- _WHAT THIS TASK INVOLVES_:
Where a line in the listing contains the string "рабочее", copy that line out.
BEGIN
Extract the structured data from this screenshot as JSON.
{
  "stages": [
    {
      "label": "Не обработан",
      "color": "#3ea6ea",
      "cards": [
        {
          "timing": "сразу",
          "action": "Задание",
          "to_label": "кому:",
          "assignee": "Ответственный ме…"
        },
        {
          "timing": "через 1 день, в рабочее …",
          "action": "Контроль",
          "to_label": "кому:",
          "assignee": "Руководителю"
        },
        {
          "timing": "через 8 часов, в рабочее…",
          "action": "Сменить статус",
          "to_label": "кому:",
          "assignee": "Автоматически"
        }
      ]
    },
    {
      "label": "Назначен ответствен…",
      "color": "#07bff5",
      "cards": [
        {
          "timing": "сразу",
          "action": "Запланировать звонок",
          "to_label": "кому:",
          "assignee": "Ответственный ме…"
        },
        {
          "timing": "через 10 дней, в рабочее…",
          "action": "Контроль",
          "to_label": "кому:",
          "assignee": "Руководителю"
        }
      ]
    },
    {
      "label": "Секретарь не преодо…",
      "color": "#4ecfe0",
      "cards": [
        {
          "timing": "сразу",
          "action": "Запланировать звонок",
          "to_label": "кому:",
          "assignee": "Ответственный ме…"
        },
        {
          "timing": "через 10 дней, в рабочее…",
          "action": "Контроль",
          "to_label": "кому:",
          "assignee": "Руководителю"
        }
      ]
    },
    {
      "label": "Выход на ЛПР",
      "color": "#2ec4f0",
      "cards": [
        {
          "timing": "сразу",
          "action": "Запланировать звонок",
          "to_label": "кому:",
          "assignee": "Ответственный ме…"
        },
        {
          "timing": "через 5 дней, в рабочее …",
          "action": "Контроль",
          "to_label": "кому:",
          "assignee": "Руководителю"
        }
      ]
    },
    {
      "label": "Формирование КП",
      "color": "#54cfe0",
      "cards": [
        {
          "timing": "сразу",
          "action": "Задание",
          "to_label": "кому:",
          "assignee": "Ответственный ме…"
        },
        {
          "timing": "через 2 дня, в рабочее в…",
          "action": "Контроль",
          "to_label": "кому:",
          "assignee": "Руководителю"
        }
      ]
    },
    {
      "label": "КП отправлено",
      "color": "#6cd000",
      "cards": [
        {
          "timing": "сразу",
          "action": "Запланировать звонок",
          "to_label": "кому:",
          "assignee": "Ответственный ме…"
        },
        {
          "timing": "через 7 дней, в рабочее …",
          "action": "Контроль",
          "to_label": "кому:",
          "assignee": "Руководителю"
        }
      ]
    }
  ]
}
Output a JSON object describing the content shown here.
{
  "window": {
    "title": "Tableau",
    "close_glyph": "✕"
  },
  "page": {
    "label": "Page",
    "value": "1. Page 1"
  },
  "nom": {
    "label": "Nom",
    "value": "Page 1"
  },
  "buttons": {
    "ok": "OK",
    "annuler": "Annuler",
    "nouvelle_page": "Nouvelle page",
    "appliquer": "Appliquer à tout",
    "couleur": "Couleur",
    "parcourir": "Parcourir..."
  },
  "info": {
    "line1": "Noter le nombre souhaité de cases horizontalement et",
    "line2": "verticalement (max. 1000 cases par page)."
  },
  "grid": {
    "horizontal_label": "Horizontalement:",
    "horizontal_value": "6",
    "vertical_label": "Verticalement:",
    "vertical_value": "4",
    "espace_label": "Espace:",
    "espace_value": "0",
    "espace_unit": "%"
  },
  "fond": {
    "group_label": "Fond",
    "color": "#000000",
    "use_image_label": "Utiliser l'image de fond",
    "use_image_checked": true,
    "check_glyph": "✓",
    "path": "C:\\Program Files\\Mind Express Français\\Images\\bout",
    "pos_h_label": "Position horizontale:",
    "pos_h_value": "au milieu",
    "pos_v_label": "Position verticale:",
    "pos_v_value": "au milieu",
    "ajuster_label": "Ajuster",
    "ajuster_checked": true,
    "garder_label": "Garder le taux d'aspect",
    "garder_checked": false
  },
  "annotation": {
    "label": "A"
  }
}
END
- _EXERCISE OUTPUT_:
          "timing": "через 1 день, в рабочее …",
          "timing": "через 8 часов, в рабочее…",
          "timing": "через 10 дней, в рабочее…",
          "timing": "через 10 дней, в рабочее…",
          "timing": "через 5 дней, в рабочее …",
          "timing": "через 2 дня, в рабочее в…",
          "timing": "через 7 дней, в рабочее …",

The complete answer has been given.